### What is asked
Scan the material and copy every line in which "Piping" appears.

— Start Raw data —

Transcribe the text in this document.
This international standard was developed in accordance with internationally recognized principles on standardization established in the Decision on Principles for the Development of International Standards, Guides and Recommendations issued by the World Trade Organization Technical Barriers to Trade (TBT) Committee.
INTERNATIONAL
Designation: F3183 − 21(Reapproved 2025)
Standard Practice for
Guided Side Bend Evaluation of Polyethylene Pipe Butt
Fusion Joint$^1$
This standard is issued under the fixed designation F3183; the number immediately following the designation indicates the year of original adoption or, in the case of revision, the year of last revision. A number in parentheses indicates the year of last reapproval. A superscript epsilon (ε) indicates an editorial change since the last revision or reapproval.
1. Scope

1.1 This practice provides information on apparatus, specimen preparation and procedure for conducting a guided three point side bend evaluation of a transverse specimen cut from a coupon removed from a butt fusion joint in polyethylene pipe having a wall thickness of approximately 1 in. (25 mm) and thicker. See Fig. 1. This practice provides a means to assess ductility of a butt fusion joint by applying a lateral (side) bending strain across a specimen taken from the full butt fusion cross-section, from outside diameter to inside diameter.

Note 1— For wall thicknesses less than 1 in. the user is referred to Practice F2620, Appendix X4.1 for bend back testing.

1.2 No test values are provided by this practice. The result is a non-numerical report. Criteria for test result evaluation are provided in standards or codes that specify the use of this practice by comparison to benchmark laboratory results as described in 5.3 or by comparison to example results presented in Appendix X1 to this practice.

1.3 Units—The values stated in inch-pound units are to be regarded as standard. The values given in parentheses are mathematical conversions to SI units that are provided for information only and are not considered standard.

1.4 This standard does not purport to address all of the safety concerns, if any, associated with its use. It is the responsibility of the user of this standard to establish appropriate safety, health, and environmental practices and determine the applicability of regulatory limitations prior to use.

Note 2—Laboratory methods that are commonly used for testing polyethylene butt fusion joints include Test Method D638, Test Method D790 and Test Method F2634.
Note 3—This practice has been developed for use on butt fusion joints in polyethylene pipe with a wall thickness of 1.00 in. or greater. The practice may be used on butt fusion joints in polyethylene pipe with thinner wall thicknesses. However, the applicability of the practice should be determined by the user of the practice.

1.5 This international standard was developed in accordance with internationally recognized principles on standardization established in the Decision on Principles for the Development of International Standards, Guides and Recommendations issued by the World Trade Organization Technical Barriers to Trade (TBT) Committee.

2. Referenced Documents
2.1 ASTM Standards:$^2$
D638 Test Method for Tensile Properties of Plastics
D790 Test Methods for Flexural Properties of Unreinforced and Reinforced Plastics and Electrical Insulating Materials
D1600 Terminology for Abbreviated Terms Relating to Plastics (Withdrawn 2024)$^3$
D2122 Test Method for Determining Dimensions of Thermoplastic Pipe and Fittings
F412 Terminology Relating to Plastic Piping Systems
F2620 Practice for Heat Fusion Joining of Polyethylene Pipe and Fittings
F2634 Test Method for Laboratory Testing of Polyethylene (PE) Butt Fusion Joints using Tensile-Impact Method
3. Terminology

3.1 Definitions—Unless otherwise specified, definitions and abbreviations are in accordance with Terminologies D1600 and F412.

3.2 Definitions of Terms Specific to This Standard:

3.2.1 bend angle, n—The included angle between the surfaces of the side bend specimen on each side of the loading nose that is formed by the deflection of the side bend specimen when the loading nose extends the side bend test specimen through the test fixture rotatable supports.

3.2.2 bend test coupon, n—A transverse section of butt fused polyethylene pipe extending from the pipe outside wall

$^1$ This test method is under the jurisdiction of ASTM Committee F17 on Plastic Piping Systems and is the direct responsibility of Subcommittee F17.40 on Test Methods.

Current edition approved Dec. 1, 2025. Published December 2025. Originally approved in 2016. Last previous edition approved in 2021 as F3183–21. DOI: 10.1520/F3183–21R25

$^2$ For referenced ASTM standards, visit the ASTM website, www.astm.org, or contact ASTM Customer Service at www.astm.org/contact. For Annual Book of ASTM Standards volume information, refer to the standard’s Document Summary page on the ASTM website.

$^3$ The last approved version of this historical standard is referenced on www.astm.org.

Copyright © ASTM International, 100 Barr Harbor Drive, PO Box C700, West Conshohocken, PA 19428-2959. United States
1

— End Raw data —

### Result for this task
F412 Terminology Relating to Plastic Piping Systems
$^1$ This test method is under the jurisdiction of ASTM Committee F17 on Plastic Piping Systems and is the direct responsibility of Subcommittee F17.40 on Test Methods.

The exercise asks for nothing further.